To be done >> Type the records out again in full, exactly.

Excerpts from a figure dataset
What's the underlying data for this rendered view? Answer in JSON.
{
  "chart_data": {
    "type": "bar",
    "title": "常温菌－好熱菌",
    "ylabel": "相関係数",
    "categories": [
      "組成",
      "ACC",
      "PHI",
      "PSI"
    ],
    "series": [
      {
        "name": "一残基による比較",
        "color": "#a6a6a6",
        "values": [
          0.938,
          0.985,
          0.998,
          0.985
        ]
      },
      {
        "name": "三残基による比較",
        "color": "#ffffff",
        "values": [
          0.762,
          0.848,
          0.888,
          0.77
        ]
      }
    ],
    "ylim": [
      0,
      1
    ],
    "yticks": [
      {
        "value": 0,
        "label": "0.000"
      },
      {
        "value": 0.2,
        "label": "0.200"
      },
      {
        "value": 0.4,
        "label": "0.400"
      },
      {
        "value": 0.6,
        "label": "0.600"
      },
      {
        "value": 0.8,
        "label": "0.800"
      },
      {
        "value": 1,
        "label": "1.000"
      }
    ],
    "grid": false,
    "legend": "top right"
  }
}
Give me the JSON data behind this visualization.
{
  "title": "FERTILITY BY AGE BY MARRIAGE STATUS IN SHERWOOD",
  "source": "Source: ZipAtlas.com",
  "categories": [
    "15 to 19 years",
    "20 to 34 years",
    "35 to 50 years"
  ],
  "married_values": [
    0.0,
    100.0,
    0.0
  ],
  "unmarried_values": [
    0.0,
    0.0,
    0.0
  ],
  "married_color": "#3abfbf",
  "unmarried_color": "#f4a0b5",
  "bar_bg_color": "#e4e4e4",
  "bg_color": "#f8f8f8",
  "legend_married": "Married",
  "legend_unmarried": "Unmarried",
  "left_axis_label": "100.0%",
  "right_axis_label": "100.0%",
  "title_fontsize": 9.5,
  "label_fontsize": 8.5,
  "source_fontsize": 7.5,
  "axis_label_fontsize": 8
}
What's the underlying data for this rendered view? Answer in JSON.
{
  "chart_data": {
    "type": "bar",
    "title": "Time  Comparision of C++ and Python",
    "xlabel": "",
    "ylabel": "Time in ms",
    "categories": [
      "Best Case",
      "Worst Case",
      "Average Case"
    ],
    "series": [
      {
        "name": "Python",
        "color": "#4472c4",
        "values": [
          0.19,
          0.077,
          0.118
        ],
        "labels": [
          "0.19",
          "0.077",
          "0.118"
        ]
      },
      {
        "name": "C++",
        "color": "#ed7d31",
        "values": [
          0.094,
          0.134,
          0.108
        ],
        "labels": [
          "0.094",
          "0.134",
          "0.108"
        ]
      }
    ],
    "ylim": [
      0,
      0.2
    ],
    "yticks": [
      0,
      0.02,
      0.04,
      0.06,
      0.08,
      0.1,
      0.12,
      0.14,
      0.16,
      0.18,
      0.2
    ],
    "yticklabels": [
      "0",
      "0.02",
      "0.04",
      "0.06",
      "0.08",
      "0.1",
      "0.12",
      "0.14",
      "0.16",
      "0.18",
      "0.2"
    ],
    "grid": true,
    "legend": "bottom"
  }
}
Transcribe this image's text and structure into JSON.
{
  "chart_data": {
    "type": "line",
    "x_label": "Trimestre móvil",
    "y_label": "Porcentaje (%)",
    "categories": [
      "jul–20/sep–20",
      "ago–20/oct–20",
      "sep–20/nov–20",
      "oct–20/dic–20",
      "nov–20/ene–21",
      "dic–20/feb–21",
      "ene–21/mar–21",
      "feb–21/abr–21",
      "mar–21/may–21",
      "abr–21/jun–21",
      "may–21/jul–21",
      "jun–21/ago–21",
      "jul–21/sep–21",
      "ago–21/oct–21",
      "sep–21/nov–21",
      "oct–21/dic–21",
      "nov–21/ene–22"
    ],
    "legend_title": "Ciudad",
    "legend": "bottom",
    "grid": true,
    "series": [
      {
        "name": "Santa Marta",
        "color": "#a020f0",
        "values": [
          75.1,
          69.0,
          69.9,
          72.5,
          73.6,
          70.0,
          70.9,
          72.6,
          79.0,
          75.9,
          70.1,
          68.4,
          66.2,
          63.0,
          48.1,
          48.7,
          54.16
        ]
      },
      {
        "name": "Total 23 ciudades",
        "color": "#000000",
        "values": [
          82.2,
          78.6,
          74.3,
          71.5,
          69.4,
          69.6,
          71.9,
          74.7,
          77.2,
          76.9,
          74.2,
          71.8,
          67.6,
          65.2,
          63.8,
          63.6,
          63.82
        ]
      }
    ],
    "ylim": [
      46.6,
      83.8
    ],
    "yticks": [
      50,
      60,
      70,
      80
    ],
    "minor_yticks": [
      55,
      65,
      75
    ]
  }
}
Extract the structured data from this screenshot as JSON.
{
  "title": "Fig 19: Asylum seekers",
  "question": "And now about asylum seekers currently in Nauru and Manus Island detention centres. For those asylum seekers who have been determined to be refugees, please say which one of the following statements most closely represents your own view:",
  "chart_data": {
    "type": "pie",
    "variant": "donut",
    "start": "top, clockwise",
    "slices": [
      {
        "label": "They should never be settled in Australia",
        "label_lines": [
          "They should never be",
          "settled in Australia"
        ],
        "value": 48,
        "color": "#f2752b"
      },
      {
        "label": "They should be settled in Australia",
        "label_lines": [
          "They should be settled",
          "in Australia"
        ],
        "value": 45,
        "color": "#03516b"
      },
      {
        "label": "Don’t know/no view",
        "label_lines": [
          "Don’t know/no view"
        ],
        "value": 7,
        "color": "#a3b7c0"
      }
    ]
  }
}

Result of this exercise >>
What's the underlying data for this rendered view? Answer in JSON.
{
  "chart_data": {
    "type": "bar",
    "title": "常温菌－好熱菌",
    "ylabel": "相関係数",
    "categories": [
      "組成",
      "ACC",
      "PHI",
      "PSI"
    ],
    "series": [
      {
        "name": "一残基による比較",
        "color": "#a6a6a6",
        "values": [
          0.938,
          0.985,
          0.998,
          0.985
        ]
      },
      {
        "name": "三残基による比較",
        "color": "#ffffff",
        "values": [
          0.762,
          0.848,
          0.888,
          0.77
        ]
      }
    ],
    "ylim": [
      0,
      1
    ],
    "yticks": [
      {
        "value": 0,
        "label": "0.000"
      },
      {
        "value": 0.2,
        "label": "0.200"
      },
      {
        "value": 0.4,
        "label": "0.400"
      },
      {
        "value": 0.6,
        "label": "0.600"
      },
      {
        "value": 0.8,
        "label": "0.800"
      },
      {
        "value": 1,
        "label": "1.000"
      }
    ],
    "grid": false,
    "legend": "top right"
  }
}
Give me the JSON data behind this visualization.
{
  "title": "FERTILITY BY AGE BY MARRIAGE STATUS IN SHERWOOD",
  "source": "Source: ZipAtlas.com",
  "categories": [
    "15 to 19 years",
    "20 to 34 years",
    "35 to 50 years"
  ],
  "married_values": [
    0.0,
    100.0,
    0.0
  ],
  "unmarried_values": [
    0.0,
    0.0,
    0.0
  ],
  "married_color": "#3abfbf",
  "unmarried_color": "#f4a0b5",
  "bar_bg_color": "#e4e4e4",
  "bg_color": "#f8f8f8",
  "legend_married": "Married",
  "legend_unmarried": "Unmarried",
  "left_axis_label": "100.0%",
  "right_axis_label": "100.0%",
  "title_fontsize": 9.5,
  "label_fontsize": 8.5,
  "source_fontsize": 7.5,
  "axis_label_fontsize": 8
}
What's the underlying data for this rendered view? Answer in JSON.
{
  "chart_data": {
    "type": "bar",
    "title": "Time  Comparision of C++ and Python",
    "xlabel": "",
    "ylabel": "Time in ms",
    "categories": [
      "Best Case",
      "Worst Case",
      "Average Case"
    ],
    "series": [
      {
        "name": "Python",
        "color": "#4472c4",
        "values": [
          0.19,
          0.077,
          0.118
        ],
        "labels": [
          "0.19",
          "0.077",
          "0.118"
        ]
      },
      {
        "name": "C++",
        "color": "#ed7d31",
        "values": [
          0.094,
          0.134,
          0.108
        ],
        "labels": [
          "0.094",
          "0.134",
          "0.108"
        ]
      }
    ],
    "ylim": [
      0,
      0.2
    ],
    "yticks": [
      0,
      0.02,
      0.04,
      0.06,
      0.08,
      0.1,
      0.12,
      0.14,
      0.16,
      0.18,
      0.2
    ],
    "yticklabels": [
      "0",
      "0.02",
      "0.04",
      "0.06",
      "0.08",
      "0.1",
      "0.12",
      "0.14",
      "0.16",
      "0.18",
      "0.2"
    ],
    "grid": true,
    "legend": "bottom"
  }
}
Transcribe this image's text and structure into JSON.
{
  "chart_data": {
    "type": "line",
    "x_label": "Trimestre móvil",
    "y_label": "Porcentaje (%)",
    "categories": [
      "jul–20/sep–20",
      "ago–20/oct–20",
      "sep–20/nov–20",
      "oct–20/dic–20",
      "nov–20/ene–21",
      "dic–20/feb–21",
      "ene–21/mar–21",
      "feb–21/abr–21",
      "mar–21/may–21",
      "abr–21/jun–21",
      "may–21/jul–21",
      "jun–21/ago–21",
      "jul–21/sep–21",
      "ago–21/oct–21",
      "sep–21/nov–21",
      "oct–21/dic–21",
      "nov–21/ene–22"
    ],
    "legend_title": "Ciudad",
    "legend": "bottom",
    "grid": true,
    "series": [
      {
        "name": "Santa Marta",
        "color": "#a020f0",
        "values": [
          75.1,
          69.0,
          69.9,
          72.5,
          73.6,
          70.0,
          70.9,
          72.6,
          79.0,
          75.9,
          70.1,
          68.4,
          66.2,
          63.0,
          48.1,
          48.7,
          54.16
        ]
      },
      {
        "name": "Total 23 ciudades",
        "color": "#000000",
        "values": [
          82.2,
          78.6,
          74.3,
          71.5,
          69.4,
          69.6,
          71.9,
          74.7,
          77.2,
          76.9,
          74.2,
          71.8,
          67.6,
          65.2,
          63.8,
          63.6,
          63.82
        ]
      }
    ],
    "ylim": [
      46.6,
      83.8
    ],
    "yticks": [
      50,
      60,
      70,
      80
    ],
    "minor_yticks": [
      55,
      65,
      75
    ]
  }
}
Extract the structured data from this screenshot as JSON.
{
  "title": "Fig 19: Asylum seekers",
  "question": "And now about asylum seekers currently in Nauru and Manus Island detention centres. For those asylum seekers who have been determined to be refugees, please say which one of the following statements most closely represents your own view:",
  "chart_data": {
    "type": "pie",
    "variant": "donut",
    "start": "top, clockwise",
    "slices": [
      {
        "label": "They should never be settled in Australia",
        "label_lines": [
          "They should never be",
          "settled in Australia"
        ],
        "value": 48,
        "color": "#f2752b"
      },
      {
        "label": "They should be settled in Australia",
        "label_lines": [
          "They should be settled",
          "in Australia"
        ],
        "value": 45,
        "color": "#03516b"
      },
      {
        "label": "Don’t know/no view",
        "label_lines": [
          "Don’t know/no view"
        ],
        "value": 7,
        "color": "#a3b7c0"
      }
    ]
  }
}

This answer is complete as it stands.